### STATED GOAL
Below are the records; copy each line in them that holds the word "name".

Figure record extracts
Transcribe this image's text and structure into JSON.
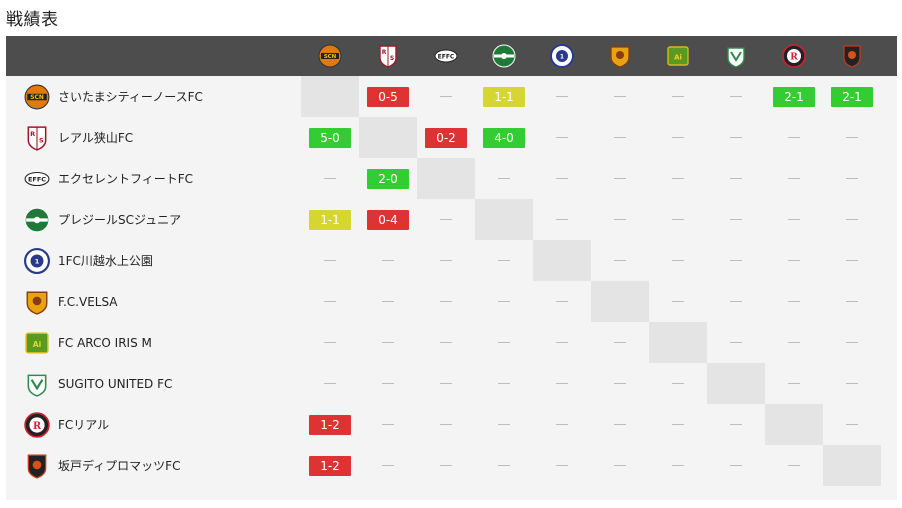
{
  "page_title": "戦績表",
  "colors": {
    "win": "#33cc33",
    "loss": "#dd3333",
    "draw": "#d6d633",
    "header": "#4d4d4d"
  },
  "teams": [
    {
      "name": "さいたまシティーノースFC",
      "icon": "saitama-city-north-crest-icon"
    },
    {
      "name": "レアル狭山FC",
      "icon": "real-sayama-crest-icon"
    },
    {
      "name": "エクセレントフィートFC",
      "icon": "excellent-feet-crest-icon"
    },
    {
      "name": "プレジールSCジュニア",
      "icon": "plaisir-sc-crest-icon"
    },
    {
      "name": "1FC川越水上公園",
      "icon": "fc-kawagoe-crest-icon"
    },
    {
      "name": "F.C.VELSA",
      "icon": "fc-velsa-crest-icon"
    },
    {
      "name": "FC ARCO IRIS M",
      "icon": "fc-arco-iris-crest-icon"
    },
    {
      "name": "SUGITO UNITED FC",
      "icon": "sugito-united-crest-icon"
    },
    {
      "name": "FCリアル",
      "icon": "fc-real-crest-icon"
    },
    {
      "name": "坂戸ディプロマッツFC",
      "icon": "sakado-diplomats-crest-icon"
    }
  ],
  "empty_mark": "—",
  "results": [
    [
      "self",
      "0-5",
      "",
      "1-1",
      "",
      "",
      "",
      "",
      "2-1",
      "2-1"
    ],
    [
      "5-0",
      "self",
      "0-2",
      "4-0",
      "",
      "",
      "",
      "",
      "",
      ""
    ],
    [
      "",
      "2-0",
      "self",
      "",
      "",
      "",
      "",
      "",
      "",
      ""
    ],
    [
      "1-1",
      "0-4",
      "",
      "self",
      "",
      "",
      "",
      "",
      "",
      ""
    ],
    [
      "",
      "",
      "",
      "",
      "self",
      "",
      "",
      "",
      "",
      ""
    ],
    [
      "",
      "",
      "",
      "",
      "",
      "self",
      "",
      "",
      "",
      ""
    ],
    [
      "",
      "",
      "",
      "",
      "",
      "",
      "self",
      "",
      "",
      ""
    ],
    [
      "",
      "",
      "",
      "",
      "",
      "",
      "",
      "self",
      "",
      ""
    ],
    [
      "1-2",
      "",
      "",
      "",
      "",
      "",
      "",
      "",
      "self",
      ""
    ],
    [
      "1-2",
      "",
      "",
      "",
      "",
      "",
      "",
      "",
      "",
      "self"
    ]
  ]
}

### SOLUTION FOR THIS EXERCISE
      "name": "さいたまシティーノースFC",
      "name": "レアル狭山FC",
      "name": "エクセレントフィートFC",
      "name": "プレジールSCジュニア",
      "name": "1FC川越水上公園",
      "name": "F.C.VELSA",
      "name": "FC ARCO IRIS M",
      "name": "SUGITO UNITED FC",
      "name": "FCリアル",
      "name": "坂戸ディプロマッツFC",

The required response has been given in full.